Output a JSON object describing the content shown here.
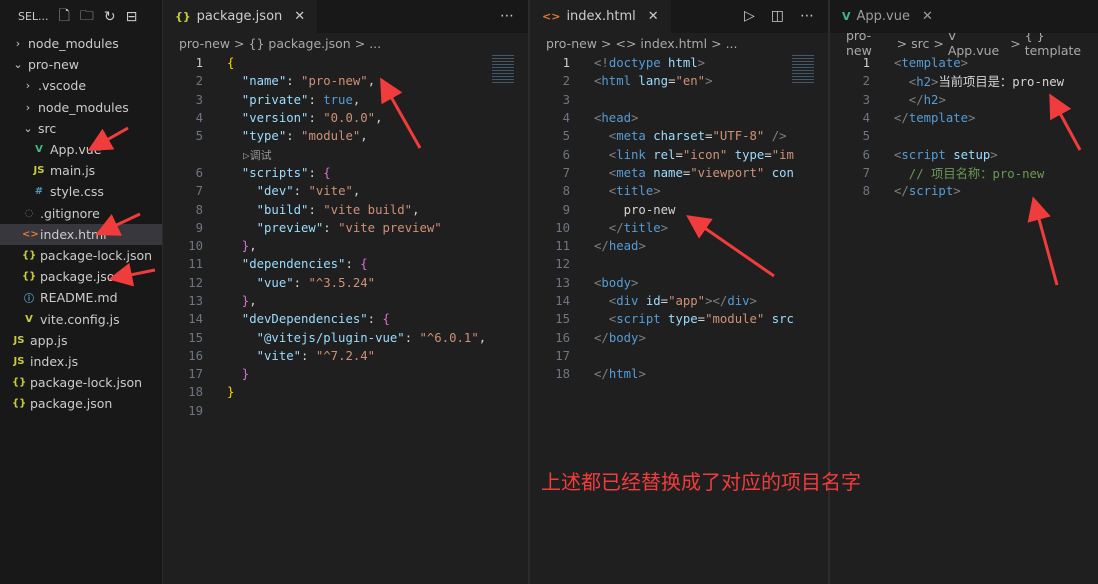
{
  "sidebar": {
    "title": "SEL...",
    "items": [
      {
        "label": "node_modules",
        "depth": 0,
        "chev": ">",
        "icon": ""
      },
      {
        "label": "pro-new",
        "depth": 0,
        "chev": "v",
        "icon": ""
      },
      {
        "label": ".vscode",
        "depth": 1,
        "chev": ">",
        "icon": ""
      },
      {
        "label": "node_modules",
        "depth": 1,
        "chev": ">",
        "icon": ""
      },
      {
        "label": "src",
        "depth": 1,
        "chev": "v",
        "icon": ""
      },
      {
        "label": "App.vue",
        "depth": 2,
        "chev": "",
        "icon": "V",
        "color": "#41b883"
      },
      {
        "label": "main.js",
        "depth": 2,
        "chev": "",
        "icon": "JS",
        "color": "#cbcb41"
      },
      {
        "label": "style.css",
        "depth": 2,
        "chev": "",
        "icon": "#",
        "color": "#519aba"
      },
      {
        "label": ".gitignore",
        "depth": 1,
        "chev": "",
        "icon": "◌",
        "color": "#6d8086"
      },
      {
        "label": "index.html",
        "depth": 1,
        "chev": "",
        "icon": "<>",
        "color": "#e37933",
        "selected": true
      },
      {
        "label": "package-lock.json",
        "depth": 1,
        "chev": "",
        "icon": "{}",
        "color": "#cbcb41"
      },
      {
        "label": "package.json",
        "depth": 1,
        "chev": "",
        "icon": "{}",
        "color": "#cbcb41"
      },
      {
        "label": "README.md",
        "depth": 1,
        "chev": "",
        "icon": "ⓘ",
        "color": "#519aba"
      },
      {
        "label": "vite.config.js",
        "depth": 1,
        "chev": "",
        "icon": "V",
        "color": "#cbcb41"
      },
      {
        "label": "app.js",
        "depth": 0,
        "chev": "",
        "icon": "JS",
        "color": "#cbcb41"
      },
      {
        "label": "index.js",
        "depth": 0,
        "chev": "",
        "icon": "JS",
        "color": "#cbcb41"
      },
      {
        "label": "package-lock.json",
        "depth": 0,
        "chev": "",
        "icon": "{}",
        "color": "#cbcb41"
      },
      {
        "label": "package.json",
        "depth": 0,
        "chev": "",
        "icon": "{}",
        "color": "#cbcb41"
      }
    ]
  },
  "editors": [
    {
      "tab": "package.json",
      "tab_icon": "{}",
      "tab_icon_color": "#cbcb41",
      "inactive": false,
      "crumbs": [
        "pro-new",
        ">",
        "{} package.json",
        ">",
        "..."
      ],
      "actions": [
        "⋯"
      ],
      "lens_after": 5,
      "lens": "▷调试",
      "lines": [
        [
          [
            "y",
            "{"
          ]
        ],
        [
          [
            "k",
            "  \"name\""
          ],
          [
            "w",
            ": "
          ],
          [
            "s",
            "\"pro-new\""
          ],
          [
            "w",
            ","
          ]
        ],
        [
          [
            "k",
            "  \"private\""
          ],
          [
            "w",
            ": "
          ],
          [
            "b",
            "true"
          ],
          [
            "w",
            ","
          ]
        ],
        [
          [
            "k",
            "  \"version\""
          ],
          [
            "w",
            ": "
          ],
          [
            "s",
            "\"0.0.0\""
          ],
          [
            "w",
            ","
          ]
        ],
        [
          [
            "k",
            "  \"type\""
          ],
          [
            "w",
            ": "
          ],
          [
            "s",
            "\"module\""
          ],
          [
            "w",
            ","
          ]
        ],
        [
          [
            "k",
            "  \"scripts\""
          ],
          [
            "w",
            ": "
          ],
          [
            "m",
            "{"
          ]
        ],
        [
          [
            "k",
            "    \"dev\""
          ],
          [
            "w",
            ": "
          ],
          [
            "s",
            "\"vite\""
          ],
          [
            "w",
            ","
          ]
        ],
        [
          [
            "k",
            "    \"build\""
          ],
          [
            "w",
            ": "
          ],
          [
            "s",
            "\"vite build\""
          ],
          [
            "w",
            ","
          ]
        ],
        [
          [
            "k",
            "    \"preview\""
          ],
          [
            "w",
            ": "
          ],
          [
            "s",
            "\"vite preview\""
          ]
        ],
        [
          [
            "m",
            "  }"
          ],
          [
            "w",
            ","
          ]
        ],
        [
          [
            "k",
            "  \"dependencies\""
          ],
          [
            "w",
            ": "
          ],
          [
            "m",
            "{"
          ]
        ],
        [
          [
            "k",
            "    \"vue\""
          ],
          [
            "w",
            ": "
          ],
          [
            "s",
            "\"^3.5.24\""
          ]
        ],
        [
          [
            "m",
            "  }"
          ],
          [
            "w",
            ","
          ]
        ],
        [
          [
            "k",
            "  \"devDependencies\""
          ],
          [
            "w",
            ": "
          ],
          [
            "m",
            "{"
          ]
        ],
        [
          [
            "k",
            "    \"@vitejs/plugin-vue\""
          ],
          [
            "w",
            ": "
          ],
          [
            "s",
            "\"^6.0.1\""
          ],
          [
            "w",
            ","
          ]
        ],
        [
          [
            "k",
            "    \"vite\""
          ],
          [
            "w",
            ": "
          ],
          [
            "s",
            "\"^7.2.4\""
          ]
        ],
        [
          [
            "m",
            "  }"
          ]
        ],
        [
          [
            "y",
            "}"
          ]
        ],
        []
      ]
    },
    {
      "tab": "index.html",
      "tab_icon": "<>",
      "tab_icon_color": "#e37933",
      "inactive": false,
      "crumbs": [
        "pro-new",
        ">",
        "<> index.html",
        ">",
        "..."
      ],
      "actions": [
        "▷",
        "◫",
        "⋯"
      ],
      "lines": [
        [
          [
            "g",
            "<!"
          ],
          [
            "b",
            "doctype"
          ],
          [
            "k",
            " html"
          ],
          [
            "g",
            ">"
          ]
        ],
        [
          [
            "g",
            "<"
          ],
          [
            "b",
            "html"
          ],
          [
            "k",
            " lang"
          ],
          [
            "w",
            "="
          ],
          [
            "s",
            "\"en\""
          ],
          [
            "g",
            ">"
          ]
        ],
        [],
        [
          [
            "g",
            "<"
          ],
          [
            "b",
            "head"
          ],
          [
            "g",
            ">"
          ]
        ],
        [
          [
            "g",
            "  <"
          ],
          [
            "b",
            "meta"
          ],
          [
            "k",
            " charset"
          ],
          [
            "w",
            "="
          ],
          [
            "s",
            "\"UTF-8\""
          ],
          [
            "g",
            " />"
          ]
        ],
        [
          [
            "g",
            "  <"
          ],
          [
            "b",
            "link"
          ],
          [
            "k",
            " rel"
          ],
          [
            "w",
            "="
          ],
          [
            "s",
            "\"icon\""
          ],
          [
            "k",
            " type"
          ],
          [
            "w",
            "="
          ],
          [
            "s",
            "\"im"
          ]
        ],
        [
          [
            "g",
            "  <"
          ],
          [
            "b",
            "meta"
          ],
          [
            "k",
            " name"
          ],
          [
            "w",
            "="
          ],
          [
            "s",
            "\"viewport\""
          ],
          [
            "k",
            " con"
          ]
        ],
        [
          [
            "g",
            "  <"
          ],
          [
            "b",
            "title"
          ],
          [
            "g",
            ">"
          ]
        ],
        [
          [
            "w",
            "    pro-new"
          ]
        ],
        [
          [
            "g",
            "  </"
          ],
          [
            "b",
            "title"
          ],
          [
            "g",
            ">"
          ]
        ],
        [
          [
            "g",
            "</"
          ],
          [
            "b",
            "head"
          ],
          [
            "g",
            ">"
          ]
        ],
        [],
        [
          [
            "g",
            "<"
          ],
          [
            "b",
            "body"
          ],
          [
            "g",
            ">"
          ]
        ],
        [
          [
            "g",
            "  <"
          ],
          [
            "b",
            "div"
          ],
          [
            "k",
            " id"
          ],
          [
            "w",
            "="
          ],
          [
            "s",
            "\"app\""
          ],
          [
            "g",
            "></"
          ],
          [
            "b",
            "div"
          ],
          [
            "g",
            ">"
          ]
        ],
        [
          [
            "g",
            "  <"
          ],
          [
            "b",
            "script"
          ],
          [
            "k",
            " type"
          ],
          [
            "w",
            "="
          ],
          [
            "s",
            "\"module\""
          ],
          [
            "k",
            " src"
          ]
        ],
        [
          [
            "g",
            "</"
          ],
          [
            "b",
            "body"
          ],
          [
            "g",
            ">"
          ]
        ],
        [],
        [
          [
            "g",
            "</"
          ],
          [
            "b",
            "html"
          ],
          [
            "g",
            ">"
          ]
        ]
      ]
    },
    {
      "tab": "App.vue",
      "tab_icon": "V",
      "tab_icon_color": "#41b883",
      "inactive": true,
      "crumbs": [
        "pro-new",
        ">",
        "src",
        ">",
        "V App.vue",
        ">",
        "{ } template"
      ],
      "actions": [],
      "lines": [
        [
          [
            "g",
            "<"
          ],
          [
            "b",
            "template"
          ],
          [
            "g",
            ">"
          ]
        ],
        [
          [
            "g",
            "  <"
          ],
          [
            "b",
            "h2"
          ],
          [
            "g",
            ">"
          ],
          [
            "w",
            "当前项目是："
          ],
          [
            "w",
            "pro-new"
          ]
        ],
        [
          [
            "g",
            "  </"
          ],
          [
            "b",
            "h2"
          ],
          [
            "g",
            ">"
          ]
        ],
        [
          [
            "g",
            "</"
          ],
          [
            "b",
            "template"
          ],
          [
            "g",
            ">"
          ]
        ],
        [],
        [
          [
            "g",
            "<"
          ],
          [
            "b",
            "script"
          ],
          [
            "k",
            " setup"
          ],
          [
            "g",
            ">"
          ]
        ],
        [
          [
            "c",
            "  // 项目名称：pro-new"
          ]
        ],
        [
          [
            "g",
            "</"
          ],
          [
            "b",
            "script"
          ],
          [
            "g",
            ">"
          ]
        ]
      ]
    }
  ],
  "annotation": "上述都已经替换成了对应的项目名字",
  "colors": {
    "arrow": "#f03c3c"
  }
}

******************************

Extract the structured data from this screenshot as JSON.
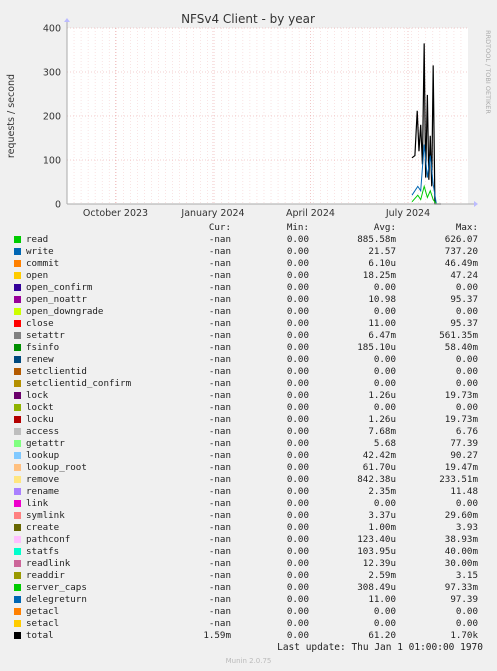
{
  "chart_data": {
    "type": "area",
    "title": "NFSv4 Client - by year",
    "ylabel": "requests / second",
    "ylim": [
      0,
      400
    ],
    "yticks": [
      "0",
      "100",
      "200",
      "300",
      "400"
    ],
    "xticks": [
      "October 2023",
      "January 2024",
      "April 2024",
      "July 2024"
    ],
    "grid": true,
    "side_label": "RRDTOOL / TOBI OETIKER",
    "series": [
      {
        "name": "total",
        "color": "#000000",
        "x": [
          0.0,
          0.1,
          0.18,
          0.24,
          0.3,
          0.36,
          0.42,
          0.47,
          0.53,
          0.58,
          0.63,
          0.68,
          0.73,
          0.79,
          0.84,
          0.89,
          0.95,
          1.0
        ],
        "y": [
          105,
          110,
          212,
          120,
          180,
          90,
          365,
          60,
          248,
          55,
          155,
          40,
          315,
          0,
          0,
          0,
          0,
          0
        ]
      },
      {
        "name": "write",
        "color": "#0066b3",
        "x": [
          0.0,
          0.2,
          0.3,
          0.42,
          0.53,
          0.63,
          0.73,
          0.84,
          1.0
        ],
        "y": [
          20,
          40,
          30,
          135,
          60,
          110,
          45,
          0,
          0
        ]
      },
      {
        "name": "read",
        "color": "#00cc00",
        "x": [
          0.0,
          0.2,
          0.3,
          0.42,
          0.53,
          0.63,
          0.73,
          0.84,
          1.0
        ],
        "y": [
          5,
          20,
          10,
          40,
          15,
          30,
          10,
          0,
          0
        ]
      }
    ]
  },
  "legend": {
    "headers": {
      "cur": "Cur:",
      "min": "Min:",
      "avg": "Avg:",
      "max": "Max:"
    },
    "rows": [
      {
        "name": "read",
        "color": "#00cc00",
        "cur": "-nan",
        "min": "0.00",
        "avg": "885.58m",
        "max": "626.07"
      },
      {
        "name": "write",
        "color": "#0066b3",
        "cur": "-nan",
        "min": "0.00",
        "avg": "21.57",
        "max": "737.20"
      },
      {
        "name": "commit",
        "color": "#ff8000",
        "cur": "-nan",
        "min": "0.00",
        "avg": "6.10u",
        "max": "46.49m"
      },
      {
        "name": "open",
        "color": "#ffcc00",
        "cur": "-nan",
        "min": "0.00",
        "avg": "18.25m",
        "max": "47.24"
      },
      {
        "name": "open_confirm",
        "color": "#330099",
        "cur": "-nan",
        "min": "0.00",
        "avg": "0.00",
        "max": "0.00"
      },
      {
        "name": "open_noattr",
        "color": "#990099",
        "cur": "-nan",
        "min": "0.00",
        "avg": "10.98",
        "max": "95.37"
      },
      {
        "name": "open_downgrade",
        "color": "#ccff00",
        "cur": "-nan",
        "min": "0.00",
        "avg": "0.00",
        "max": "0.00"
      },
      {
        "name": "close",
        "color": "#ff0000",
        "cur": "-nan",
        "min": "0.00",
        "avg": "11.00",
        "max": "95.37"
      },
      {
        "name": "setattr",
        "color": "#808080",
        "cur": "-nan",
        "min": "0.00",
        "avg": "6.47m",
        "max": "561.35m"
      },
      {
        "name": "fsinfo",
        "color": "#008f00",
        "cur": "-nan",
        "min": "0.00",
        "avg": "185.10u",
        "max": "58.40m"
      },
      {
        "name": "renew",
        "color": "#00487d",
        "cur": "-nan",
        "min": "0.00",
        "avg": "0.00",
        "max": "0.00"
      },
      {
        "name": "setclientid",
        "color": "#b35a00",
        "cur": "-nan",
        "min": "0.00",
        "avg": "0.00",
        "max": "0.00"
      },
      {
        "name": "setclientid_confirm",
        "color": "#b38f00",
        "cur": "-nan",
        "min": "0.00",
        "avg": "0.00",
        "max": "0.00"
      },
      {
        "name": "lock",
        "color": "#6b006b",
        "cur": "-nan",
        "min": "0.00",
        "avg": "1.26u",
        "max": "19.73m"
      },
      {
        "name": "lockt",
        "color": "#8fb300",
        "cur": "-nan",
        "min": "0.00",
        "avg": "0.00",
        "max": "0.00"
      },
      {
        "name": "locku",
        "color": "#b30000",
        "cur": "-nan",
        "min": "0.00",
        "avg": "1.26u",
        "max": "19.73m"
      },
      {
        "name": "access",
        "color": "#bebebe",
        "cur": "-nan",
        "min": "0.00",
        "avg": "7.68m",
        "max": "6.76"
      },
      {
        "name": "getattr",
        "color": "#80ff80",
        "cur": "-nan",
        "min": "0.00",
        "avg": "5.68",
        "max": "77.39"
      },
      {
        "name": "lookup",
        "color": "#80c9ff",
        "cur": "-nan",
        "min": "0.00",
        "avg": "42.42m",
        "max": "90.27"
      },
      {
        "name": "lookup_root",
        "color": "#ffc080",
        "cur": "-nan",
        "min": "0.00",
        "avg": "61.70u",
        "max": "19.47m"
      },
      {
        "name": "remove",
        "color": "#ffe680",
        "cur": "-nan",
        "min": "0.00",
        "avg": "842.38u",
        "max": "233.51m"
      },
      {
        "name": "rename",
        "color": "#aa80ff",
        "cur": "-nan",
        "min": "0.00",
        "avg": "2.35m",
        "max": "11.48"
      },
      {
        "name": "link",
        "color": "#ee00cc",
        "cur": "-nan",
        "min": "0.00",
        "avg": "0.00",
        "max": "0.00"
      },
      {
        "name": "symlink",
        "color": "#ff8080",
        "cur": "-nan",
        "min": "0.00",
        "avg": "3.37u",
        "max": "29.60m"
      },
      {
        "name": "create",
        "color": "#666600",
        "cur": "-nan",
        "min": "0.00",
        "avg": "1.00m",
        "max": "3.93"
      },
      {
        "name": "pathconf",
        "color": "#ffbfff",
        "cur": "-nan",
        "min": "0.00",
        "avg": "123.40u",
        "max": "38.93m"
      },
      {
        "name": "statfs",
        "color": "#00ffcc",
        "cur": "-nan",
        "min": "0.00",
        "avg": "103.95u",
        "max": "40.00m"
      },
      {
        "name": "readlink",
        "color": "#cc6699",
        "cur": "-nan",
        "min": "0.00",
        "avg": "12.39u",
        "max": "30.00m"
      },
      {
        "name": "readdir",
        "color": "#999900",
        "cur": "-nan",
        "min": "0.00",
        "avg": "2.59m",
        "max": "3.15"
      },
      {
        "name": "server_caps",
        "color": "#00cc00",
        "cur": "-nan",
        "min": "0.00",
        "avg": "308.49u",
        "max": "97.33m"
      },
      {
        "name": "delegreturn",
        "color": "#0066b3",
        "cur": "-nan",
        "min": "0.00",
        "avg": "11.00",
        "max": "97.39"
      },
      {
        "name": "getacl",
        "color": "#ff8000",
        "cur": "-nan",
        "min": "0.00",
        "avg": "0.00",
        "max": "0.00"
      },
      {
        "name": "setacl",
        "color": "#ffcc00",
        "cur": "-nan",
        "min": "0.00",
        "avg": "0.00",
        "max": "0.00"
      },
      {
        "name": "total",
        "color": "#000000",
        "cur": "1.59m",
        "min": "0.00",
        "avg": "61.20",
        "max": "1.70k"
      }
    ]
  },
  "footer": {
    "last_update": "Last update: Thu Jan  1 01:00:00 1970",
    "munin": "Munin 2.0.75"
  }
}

******************************

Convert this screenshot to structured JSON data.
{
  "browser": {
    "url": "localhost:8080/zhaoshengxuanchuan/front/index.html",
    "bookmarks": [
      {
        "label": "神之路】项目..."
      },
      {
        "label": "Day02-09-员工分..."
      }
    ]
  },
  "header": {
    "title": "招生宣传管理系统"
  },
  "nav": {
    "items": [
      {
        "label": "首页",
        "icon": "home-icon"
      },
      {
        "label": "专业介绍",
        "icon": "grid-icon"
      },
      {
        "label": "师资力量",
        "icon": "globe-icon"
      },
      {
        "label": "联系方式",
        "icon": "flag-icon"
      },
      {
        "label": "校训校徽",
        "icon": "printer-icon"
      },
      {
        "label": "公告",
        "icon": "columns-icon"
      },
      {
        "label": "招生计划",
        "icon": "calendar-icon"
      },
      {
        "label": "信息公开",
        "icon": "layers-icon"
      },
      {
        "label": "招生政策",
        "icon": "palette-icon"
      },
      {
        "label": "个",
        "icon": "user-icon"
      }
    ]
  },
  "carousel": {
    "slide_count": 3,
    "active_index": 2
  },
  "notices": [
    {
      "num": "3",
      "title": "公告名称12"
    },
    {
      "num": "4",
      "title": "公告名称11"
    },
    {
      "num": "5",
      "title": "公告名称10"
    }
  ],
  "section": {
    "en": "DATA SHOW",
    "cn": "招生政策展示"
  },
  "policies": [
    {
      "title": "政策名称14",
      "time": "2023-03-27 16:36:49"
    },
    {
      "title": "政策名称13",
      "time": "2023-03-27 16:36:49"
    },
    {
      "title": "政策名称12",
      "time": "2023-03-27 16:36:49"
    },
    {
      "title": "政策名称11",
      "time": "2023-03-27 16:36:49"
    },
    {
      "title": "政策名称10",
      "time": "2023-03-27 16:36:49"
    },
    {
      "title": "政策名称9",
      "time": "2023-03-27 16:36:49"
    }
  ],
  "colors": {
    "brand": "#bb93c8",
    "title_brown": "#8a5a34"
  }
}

******************************

_Work to be completed_
Locate the word "this" in the data above. Copy every line carrying it.

_Result_
Extract the structured data from this screenshot as JSON.
Convert this screenshot to structured JSON data.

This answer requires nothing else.